### [Problem to work on]
Exactly the lines from the one containing "Output a JSON" through the one containing "Transcribe this image's" are to be returned, please, without any pictures.

### [Excerpted records]
[start]

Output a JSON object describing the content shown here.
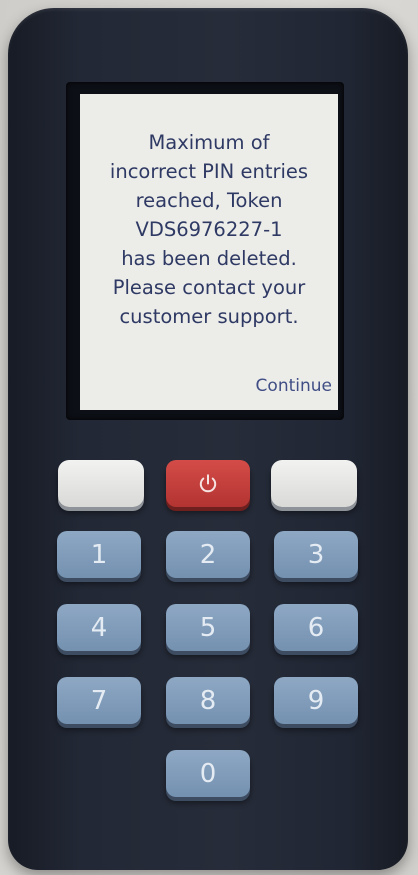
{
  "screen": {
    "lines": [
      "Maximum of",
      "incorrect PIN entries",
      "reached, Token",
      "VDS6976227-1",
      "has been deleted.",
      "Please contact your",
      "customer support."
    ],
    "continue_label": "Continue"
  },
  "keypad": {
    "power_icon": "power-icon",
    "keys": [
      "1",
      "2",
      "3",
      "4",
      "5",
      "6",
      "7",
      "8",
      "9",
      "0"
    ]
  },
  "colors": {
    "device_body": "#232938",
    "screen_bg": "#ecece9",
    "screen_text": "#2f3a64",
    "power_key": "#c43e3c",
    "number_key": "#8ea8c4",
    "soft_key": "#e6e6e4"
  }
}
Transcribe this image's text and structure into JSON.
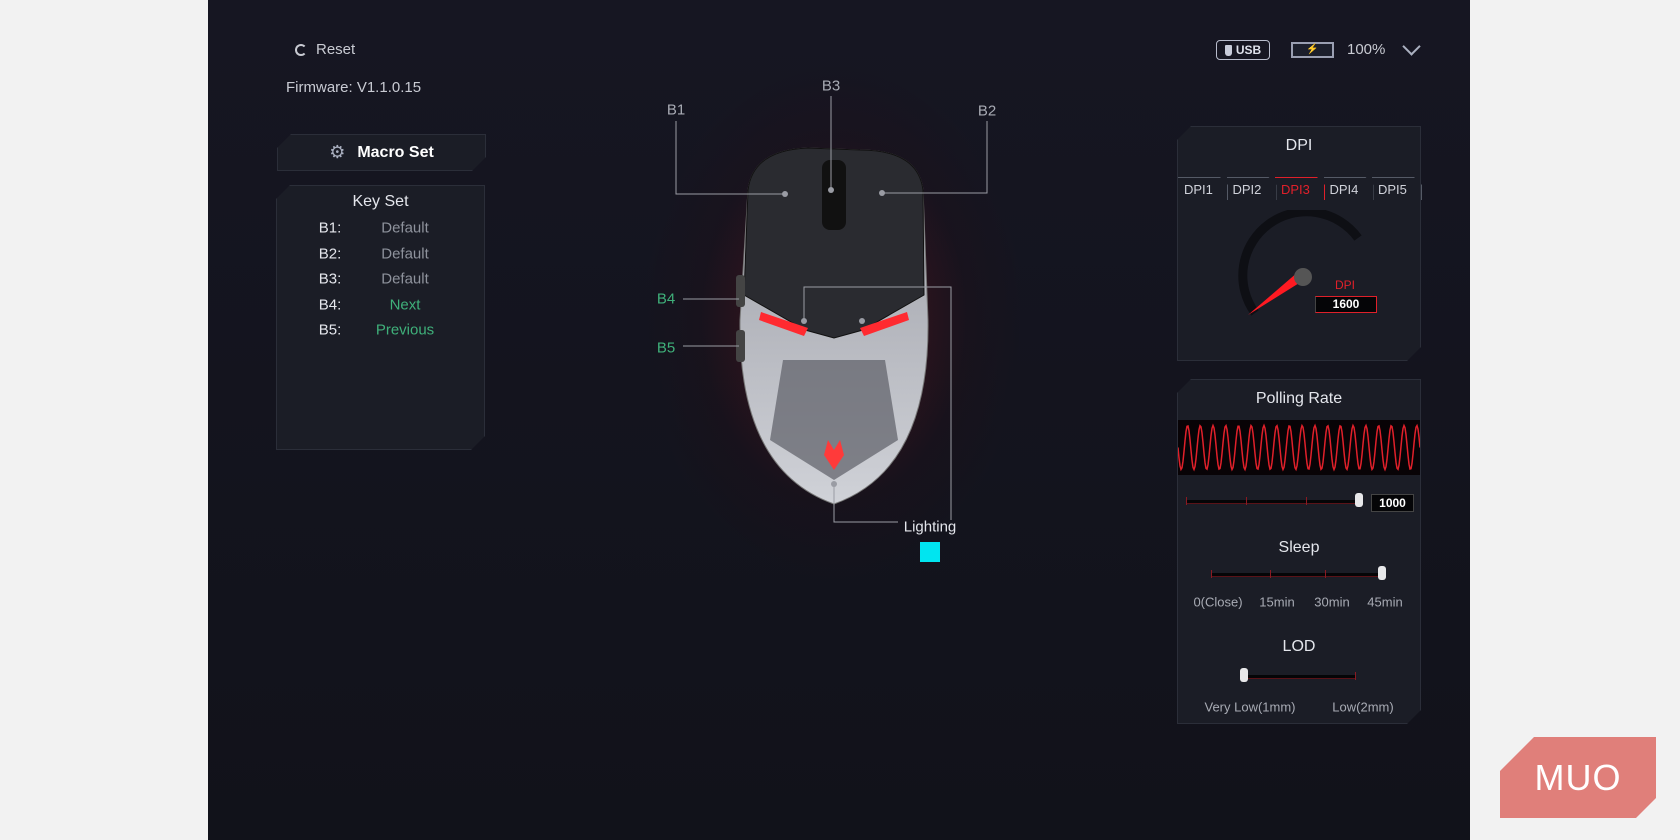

[end]
[start]

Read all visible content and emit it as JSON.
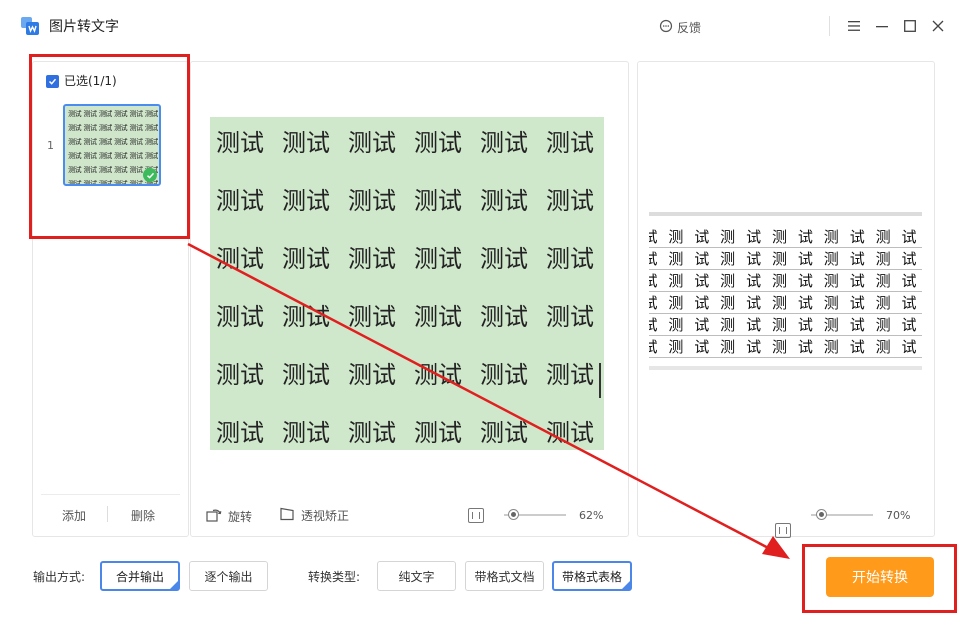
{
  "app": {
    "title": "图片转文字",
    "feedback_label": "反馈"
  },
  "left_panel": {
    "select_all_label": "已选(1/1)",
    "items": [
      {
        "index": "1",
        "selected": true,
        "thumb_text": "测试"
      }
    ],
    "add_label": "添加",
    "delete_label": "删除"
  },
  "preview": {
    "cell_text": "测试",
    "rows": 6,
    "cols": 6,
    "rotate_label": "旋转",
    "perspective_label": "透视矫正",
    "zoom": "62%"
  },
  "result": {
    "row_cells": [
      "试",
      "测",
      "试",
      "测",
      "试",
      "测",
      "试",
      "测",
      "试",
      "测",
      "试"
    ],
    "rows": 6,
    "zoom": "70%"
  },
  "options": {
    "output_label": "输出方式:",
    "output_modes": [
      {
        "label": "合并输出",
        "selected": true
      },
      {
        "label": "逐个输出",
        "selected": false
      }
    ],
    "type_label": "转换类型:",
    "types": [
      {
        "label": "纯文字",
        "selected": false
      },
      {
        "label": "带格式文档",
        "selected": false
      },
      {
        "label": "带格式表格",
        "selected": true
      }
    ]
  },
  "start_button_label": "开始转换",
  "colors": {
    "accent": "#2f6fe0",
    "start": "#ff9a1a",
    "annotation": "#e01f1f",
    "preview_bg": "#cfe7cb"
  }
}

[end]

### [Result below]
Output a JSON object describing the content shown here.
{
  "screen": {
    "lines": [
      "Maximum of",
      "incorrect PIN entries",
      "reached, Token",
      "VDS6976227-1",
      "has been deleted.",
      "Please contact your",
      "customer support."
    ],
    "continue_label": "Continue"
  },
  "keypad": {
    "power_icon": "power-icon",
    "keys": [
      "1",
      "2",
      "3",
      "4",
      "5",
      "6",
      "7",
      "8",
      "9",
      "0"
    ]
  },
  "colors": {
    "device_body": "#232938",
    "screen_bg": "#ecece9",
    "screen_text": "#2f3a64",
    "power_key": "#c43e3c",
    "number_key": "#8ea8c4",
    "soft_key": "#e6e6e4"
  }
}
Transcribe this image's text and structure into JSON.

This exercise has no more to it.